_Given request:_ Transcribe the lines of the records starting with the one that has "Output a JSON" in it and ending with the last, and transcribe nothing else.

——

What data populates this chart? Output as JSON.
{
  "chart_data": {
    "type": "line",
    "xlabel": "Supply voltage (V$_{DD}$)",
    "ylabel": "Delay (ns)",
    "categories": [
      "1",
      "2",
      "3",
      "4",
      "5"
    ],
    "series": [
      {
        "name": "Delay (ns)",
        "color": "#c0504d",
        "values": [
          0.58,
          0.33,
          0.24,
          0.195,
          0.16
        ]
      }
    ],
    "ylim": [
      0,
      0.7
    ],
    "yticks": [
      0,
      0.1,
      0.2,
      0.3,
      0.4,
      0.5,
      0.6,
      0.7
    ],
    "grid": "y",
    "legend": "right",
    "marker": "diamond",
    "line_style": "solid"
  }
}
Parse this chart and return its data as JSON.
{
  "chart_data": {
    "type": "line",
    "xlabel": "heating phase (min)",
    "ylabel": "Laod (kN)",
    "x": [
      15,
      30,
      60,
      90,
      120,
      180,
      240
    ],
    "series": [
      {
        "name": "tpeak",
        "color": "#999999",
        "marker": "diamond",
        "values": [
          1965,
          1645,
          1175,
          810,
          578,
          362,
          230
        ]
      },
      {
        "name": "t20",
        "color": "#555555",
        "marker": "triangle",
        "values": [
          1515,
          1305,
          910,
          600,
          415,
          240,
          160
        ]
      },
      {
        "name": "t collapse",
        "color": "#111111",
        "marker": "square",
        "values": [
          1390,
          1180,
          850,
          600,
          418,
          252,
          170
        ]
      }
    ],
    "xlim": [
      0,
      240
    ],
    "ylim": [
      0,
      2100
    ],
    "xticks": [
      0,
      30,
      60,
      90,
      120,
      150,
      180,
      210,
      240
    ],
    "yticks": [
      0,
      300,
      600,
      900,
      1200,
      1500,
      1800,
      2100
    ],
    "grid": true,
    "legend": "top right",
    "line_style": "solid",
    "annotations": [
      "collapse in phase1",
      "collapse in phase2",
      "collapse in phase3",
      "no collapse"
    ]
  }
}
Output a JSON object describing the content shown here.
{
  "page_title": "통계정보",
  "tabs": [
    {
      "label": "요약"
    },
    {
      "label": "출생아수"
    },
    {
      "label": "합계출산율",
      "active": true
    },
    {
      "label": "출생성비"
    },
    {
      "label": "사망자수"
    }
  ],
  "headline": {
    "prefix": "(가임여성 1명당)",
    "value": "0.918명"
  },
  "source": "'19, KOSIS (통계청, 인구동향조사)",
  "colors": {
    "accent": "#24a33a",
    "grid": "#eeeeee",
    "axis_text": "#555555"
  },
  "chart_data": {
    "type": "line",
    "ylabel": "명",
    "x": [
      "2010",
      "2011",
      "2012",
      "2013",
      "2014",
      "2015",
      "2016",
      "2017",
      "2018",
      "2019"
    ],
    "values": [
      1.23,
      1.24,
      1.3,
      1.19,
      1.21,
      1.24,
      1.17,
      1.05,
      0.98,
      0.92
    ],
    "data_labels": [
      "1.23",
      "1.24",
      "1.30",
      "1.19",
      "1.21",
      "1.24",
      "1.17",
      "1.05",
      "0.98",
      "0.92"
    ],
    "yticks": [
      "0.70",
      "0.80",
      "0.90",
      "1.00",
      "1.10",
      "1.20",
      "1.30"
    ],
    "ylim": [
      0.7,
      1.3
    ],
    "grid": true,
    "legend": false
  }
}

——

_Task answer:_
Output a JSON object describing the content shown here.
{
  "page_title": "통계정보",
  "tabs": [
    {
      "label": "요약"
    },
    {
      "label": "출생아수"
    },
    {
      "label": "합계출산율",
      "active": true
    },
    {
      "label": "출생성비"
    },
    {
      "label": "사망자수"
    }
  ],
  "headline": {
    "prefix": "(가임여성 1명당)",
    "value": "0.918명"
  },
  "source": "'19, KOSIS (통계청, 인구동향조사)",
  "colors": {
    "accent": "#24a33a",
    "grid": "#eeeeee",
    "axis_text": "#555555"
  },
  "chart_data": {
    "type": "line",
    "ylabel": "명",
    "x": [
      "2010",
      "2011",
      "2012",
      "2013",
      "2014",
      "2015",
      "2016",
      "2017",
      "2018",
      "2019"
    ],
    "values": [
      1.23,
      1.24,
      1.3,
      1.19,
      1.21,
      1.24,
      1.17,
      1.05,
      0.98,
      0.92
    ],
    "data_labels": [
      "1.23",
      "1.24",
      "1.30",
      "1.19",
      "1.21",
      "1.24",
      "1.17",
      "1.05",
      "0.98",
      "0.92"
    ],
    "yticks": [
      "0.70",
      "0.80",
      "0.90",
      "1.00",
      "1.10",
      "1.20",
      "1.30"
    ],
    "ylim": [
      0.7,
      1.3
    ],
    "grid": true,
    "legend": false
  }
}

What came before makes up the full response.